- [What you will do]: For each line in the data below that holds "this", return a copy.

- [Material shown]:
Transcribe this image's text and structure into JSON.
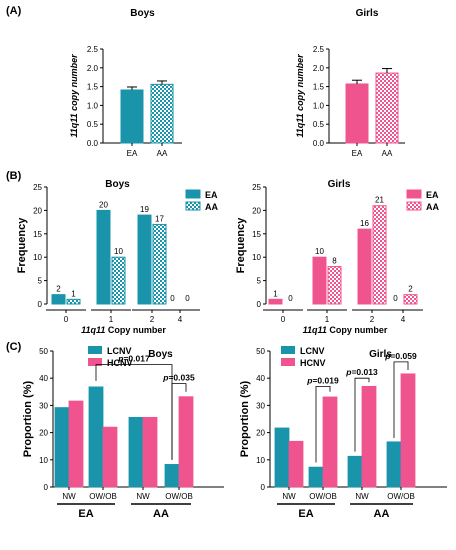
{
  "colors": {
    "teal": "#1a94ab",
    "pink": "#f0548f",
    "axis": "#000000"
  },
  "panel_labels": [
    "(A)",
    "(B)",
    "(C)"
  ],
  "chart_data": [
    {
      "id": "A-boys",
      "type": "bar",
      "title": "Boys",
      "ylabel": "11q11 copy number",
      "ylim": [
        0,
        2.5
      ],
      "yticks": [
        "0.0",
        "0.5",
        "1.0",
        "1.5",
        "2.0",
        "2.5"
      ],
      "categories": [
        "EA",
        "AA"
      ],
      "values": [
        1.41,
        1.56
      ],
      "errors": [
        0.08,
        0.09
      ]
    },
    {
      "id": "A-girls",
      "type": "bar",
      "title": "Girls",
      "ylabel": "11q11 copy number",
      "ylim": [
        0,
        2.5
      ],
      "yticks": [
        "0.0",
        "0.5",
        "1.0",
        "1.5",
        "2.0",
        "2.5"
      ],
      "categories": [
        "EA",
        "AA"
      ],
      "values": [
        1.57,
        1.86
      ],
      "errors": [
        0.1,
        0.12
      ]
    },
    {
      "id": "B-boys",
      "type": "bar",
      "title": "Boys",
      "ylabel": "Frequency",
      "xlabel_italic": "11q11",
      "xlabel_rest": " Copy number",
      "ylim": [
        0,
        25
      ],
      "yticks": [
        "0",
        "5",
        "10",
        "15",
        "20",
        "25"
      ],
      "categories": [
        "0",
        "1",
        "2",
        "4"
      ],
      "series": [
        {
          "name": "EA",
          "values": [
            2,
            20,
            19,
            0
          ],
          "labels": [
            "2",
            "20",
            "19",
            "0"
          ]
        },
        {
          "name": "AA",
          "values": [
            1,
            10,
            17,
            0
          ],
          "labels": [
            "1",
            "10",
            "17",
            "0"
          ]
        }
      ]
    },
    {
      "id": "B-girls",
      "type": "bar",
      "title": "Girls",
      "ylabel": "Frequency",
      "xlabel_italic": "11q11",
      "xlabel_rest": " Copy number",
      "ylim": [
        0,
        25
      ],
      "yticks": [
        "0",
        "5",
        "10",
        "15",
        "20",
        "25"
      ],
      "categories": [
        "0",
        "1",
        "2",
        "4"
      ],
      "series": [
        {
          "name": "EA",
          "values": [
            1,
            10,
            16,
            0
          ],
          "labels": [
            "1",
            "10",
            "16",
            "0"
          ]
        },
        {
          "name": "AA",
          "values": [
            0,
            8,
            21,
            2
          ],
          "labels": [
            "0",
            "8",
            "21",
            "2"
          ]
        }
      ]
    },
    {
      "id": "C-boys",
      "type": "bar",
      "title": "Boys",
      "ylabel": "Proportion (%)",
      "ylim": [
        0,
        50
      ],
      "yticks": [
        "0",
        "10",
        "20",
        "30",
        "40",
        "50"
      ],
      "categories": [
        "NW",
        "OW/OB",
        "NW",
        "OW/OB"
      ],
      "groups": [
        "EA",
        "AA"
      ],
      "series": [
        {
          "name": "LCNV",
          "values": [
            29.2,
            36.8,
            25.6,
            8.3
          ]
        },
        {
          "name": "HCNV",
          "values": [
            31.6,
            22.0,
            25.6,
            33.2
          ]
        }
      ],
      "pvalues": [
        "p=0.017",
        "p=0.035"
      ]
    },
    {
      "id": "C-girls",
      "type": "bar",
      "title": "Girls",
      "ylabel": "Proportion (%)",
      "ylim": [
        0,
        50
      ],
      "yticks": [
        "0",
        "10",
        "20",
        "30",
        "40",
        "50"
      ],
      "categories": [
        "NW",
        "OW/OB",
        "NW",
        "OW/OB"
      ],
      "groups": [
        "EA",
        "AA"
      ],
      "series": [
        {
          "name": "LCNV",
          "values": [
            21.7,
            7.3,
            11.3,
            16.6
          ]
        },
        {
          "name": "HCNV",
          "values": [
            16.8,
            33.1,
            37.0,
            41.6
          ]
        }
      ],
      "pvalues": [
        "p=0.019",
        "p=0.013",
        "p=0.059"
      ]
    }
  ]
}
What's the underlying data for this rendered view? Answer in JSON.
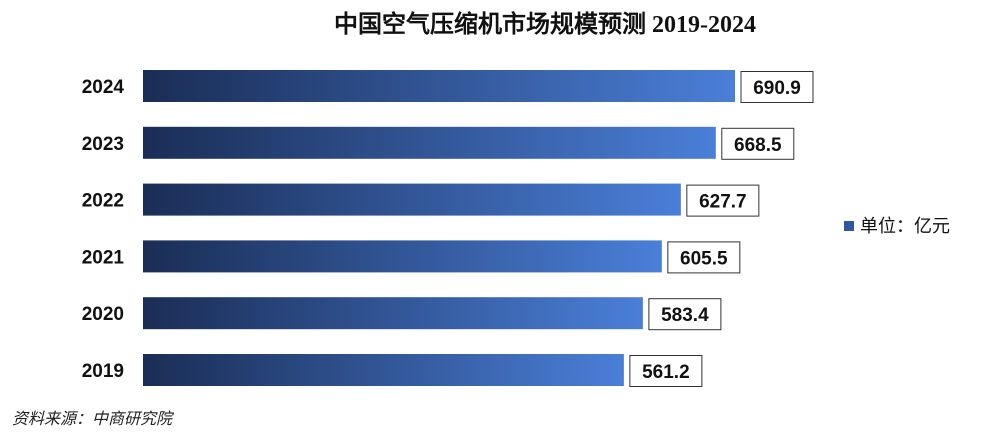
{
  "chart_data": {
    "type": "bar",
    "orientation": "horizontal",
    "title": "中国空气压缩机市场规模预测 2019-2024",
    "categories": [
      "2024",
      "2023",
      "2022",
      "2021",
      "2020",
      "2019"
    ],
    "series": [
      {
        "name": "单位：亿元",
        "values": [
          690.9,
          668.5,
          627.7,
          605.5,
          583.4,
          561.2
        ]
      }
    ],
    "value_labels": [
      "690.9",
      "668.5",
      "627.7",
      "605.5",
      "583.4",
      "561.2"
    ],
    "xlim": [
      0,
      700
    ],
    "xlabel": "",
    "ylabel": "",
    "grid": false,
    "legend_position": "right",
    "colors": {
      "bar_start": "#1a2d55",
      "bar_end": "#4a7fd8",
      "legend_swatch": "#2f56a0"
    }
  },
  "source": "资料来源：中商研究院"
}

- [Final answer]:
Transcribe this image's text and structure into JSON.
What's the underlying data for this rendered view? Answer in JSON.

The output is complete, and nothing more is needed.